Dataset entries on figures
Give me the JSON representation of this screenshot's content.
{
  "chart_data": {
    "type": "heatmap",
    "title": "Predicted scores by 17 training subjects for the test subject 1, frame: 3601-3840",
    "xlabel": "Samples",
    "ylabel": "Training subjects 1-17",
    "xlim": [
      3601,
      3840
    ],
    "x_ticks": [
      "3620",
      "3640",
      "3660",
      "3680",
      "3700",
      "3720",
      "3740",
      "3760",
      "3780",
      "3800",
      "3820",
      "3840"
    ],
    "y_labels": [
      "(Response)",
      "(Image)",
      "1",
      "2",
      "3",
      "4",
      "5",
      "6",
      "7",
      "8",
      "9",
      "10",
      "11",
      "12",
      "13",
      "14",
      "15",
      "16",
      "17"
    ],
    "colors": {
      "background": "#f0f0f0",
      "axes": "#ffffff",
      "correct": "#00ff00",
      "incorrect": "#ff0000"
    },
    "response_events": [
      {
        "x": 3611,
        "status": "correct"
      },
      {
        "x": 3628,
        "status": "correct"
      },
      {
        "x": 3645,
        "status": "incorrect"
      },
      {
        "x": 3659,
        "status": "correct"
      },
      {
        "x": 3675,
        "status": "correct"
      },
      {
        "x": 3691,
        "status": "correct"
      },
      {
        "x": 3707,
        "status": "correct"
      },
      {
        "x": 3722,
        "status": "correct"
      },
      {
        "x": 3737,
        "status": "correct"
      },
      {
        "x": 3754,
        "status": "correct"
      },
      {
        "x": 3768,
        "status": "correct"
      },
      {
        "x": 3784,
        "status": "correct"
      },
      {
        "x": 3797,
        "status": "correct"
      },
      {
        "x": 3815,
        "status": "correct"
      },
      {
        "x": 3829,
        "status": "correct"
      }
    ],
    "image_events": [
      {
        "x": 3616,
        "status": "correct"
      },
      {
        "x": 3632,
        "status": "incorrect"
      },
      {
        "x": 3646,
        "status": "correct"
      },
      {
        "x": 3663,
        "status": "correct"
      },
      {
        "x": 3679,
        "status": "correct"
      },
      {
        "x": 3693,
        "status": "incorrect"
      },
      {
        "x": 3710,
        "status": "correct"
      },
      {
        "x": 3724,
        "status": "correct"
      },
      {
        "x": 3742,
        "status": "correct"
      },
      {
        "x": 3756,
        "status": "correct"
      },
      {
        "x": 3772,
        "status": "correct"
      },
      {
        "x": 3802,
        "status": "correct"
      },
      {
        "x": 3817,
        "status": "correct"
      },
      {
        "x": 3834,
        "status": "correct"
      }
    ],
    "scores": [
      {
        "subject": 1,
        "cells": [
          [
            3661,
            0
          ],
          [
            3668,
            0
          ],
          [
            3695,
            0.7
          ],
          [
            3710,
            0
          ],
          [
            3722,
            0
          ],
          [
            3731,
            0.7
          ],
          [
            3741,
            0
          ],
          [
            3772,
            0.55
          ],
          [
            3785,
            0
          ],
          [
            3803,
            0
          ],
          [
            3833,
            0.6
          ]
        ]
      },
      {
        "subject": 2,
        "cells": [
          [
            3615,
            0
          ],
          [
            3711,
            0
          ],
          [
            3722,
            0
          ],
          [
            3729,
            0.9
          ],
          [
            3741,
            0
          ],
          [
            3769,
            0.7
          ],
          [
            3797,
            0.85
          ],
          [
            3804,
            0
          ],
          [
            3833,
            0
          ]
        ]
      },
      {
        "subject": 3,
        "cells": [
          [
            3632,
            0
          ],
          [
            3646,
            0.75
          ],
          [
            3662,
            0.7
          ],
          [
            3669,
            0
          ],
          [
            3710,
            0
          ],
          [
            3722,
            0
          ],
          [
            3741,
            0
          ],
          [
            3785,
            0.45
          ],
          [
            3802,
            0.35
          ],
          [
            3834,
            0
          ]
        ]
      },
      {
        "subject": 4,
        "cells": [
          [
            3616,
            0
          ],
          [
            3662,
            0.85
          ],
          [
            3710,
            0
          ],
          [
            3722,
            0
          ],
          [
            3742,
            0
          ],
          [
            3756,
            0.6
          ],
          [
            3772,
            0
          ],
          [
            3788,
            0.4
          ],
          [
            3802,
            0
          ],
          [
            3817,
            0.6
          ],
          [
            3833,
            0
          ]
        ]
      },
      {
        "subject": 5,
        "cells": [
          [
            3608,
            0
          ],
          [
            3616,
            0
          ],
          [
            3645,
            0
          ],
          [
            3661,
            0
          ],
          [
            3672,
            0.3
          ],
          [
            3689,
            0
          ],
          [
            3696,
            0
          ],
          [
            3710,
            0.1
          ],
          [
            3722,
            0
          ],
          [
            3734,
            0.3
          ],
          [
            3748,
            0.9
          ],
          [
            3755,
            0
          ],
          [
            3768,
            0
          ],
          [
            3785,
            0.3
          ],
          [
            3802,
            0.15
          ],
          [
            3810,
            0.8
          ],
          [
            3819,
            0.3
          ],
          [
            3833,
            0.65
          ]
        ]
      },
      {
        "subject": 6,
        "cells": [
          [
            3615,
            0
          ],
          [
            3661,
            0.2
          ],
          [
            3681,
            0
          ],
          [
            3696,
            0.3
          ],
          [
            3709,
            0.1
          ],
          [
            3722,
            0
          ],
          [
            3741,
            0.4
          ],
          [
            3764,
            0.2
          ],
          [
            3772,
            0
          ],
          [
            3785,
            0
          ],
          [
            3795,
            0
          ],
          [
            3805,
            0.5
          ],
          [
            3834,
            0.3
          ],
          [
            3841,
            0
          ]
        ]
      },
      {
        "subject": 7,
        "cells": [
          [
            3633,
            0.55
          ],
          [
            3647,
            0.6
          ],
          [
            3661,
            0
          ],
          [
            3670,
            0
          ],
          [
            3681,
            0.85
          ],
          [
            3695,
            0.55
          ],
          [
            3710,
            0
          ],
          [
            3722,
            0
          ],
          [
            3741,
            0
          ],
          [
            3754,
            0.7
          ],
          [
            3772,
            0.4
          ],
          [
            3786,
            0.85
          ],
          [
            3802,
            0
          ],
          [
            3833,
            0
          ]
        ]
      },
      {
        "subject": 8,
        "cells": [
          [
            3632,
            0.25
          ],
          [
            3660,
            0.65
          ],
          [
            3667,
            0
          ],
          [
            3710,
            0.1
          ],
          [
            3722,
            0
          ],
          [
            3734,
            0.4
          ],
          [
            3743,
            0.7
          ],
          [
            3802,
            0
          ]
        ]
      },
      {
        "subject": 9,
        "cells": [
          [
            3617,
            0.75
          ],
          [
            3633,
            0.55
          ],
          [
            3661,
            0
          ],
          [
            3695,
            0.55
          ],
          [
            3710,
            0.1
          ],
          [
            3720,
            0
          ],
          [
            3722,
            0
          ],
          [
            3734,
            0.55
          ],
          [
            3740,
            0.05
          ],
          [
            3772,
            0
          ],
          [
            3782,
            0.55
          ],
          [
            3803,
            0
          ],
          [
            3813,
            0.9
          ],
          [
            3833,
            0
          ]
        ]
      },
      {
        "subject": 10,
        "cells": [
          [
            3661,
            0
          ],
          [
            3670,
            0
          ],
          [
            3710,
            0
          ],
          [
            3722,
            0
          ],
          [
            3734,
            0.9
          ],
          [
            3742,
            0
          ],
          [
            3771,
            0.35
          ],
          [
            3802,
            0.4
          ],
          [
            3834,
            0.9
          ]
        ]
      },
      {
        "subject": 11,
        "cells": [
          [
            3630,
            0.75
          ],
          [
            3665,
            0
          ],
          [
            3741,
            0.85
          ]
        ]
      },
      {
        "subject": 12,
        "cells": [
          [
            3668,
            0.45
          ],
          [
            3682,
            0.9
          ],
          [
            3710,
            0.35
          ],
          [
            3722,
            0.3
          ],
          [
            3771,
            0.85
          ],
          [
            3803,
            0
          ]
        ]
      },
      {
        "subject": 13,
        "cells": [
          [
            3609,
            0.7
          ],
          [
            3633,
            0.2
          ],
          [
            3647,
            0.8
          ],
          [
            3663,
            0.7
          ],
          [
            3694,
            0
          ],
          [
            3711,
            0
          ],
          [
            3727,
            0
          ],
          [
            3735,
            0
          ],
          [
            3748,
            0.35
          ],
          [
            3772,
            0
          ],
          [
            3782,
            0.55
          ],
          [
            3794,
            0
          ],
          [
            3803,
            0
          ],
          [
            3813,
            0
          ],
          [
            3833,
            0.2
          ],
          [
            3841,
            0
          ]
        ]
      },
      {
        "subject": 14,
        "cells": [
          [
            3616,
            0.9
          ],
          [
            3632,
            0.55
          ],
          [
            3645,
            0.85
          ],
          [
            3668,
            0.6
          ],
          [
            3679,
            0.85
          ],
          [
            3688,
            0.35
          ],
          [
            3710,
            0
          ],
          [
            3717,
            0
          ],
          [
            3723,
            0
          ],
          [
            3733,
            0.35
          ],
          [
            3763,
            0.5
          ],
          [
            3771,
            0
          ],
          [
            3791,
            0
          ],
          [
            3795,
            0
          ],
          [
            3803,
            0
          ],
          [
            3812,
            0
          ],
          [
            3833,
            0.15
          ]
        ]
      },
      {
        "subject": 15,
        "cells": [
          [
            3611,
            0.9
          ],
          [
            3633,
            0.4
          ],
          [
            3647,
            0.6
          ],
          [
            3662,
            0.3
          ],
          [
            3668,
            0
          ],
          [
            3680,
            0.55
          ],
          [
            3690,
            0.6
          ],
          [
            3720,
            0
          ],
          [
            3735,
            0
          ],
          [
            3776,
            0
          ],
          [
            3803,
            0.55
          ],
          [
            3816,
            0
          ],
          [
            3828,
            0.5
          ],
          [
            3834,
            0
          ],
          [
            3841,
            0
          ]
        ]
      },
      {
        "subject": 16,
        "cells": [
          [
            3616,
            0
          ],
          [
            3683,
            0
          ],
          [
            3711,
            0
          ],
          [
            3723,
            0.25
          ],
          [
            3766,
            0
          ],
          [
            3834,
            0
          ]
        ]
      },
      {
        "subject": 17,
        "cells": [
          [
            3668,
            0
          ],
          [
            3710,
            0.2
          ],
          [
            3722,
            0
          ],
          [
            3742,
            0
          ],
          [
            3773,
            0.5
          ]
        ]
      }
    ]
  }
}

The task.
Compute the number of lines above that contain the string "subjects". Reply with that value only.

Solution.
2